## Instruction
Look at the entries below and reproduce them exactly.

## Exercise inputs
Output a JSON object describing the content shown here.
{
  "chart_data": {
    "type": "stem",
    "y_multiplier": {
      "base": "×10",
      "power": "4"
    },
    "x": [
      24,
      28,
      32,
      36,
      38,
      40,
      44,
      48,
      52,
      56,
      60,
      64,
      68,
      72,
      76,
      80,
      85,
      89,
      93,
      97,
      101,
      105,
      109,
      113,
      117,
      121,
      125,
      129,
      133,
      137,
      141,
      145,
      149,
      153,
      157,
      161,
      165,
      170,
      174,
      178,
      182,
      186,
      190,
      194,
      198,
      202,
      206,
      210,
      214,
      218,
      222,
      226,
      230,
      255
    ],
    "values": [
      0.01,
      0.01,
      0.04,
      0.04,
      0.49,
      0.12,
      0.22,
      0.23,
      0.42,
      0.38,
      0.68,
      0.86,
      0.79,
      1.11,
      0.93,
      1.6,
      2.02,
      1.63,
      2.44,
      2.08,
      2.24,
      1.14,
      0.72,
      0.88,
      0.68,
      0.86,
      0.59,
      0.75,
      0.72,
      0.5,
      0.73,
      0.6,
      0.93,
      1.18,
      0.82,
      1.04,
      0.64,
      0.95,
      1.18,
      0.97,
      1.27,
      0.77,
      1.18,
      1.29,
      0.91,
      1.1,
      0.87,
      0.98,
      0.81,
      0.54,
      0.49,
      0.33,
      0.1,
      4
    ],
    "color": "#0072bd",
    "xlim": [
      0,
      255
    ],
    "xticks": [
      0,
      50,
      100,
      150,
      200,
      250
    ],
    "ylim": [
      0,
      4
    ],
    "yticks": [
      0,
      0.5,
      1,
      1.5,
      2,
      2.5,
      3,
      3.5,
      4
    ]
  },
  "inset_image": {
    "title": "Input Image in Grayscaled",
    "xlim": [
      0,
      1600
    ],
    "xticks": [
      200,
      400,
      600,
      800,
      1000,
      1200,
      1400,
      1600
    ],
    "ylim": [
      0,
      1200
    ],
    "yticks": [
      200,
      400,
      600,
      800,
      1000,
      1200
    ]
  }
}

## Solution below
Output a JSON object describing the content shown here.
{
  "chart_data": {
    "type": "stem",
    "y_multiplier": {
      "base": "×10",
      "power": "4"
    },
    "x": [
      24,
      28,
      32,
      36,
      38,
      40,
      44,
      48,
      52,
      56,
      60,
      64,
      68,
      72,
      76,
      80,
      85,
      89,
      93,
      97,
      101,
      105,
      109,
      113,
      117,
      121,
      125,
      129,
      133,
      137,
      141,
      145,
      149,
      153,
      157,
      161,
      165,
      170,
      174,
      178,
      182,
      186,
      190,
      194,
      198,
      202,
      206,
      210,
      214,
      218,
      222,
      226,
      230,
      255
    ],
    "values": [
      0.01,
      0.01,
      0.04,
      0.04,
      0.49,
      0.12,
      0.22,
      0.23,
      0.42,
      0.38,
      0.68,
      0.86,
      0.79,
      1.11,
      0.93,
      1.6,
      2.02,
      1.63,
      2.44,
      2.08,
      2.24,
      1.14,
      0.72,
      0.88,
      0.68,
      0.86,
      0.59,
      0.75,
      0.72,
      0.5,
      0.73,
      0.6,
      0.93,
      1.18,
      0.82,
      1.04,
      0.64,
      0.95,
      1.18,
      0.97,
      1.27,
      0.77,
      1.18,
      1.29,
      0.91,
      1.1,
      0.87,
      0.98,
      0.81,
      0.54,
      0.49,
      0.33,
      0.1,
      4
    ],
    "color": "#0072bd",
    "xlim": [
      0,
      255
    ],
    "xticks": [
      0,
      50,
      100,
      150,
      200,
      250
    ],
    "ylim": [
      0,
      4
    ],
    "yticks": [
      0,
      0.5,
      1,
      1.5,
      2,
      2.5,
      3,
      3.5,
      4
    ]
  },
  "inset_image": {
    "title": "Input Image in Grayscaled",
    "xlim": [
      0,
      1600
    ],
    "xticks": [
      200,
      400,
      600,
      800,
      1000,
      1200,
      1400,
      1600
    ],
    "ylim": [
      0,
      1200
    ],
    "yticks": [
      200,
      400,
      600,
      800,
      1000,
      1200
    ]
  }
}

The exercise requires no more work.